▸ WHAT TO DO
Drop the pictures; give again exactly the lines from the one holding "Decode this image" through the end of the data.

Stored data:
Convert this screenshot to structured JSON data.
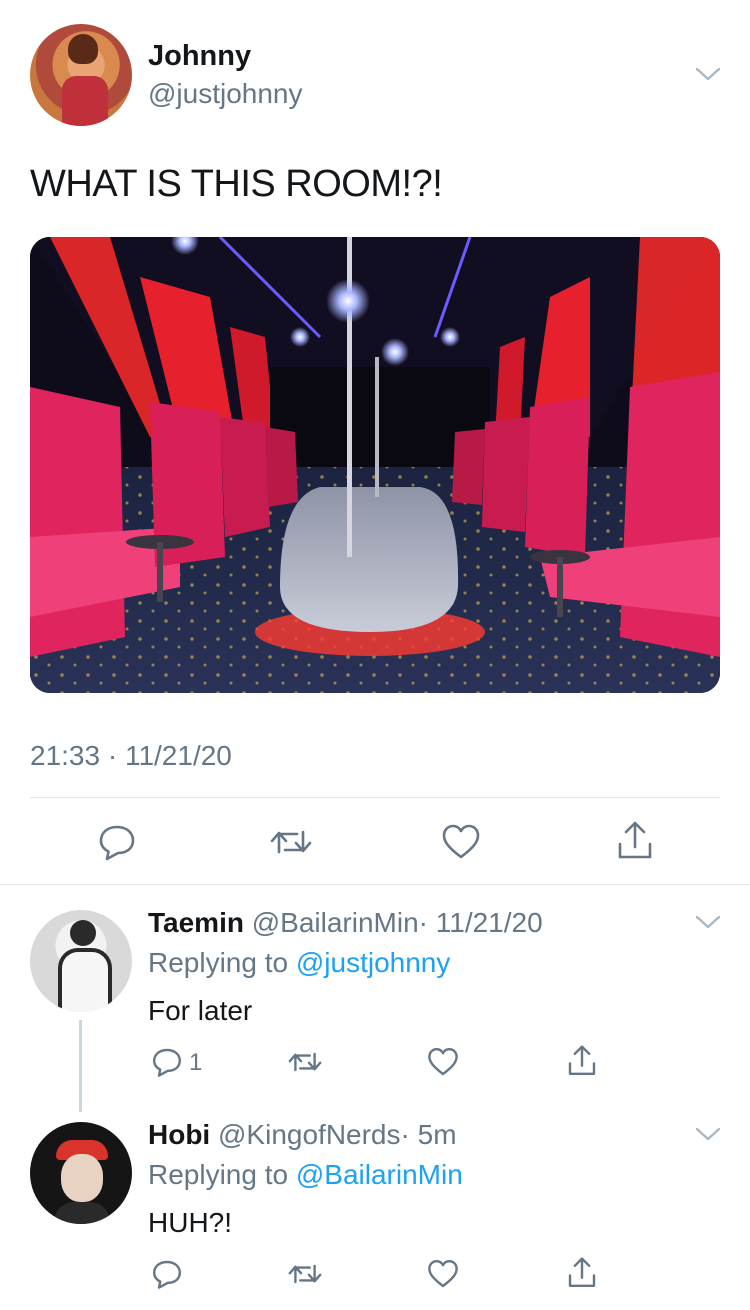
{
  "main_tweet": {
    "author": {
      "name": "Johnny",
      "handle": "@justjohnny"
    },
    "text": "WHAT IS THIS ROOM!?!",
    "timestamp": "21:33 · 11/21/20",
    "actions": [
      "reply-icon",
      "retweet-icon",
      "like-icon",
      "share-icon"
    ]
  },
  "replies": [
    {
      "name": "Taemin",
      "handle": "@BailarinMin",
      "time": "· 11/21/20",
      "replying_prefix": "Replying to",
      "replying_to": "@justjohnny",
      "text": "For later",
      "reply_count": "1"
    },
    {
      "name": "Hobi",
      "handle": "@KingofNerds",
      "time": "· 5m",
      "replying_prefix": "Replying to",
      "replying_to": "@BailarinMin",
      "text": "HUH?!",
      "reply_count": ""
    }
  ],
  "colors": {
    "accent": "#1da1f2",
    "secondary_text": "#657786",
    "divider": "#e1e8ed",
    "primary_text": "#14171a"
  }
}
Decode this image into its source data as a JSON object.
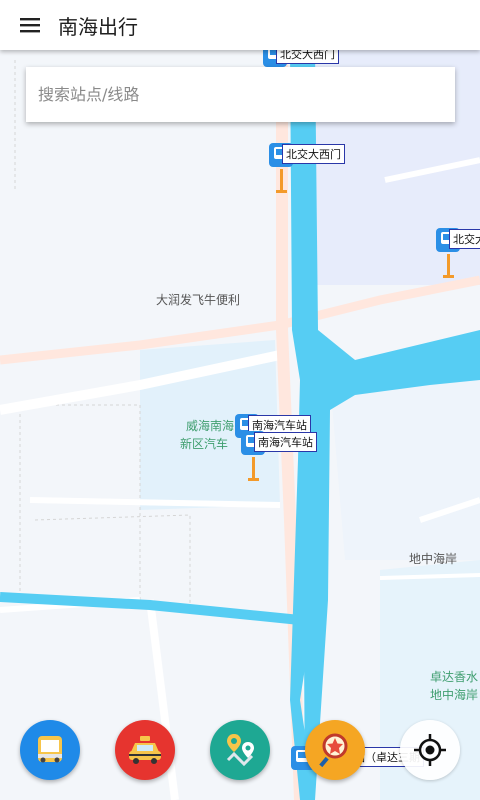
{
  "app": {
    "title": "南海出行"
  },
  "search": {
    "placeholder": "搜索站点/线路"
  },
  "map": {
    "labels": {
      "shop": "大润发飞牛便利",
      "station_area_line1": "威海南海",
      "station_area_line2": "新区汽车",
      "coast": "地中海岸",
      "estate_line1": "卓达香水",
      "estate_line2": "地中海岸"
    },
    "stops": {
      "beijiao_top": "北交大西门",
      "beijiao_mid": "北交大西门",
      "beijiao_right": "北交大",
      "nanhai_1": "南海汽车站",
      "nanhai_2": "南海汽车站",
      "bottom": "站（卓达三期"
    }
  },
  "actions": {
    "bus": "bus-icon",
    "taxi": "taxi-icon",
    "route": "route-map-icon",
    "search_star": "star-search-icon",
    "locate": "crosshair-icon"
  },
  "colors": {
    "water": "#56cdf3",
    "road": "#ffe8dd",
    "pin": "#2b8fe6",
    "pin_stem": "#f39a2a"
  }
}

▸ CORRECT RESPONSE
Decode this image into its source data as a JSON object.
{
  "app": {
    "title": "南海出行"
  },
  "search": {
    "placeholder": "搜索站点/线路"
  },
  "map": {
    "labels": {
      "shop": "大润发飞牛便利",
      "station_area_line1": "威海南海",
      "station_area_line2": "新区汽车",
      "coast": "地中海岸",
      "estate_line1": "卓达香水",
      "estate_line2": "地中海岸"
    },
    "stops": {
      "beijiao_top": "北交大西门",
      "beijiao_mid": "北交大西门",
      "beijiao_right": "北交大",
      "nanhai_1": "南海汽车站",
      "nanhai_2": "南海汽车站",
      "bottom": "站（卓达三期"
    }
  },
  "actions": {
    "bus": "bus-icon",
    "taxi": "taxi-icon",
    "route": "route-map-icon",
    "search_star": "star-search-icon",
    "locate": "crosshair-icon"
  },
  "colors": {
    "water": "#56cdf3",
    "road": "#ffe8dd",
    "pin": "#2b8fe6",
    "pin_stem": "#f39a2a"
  }
}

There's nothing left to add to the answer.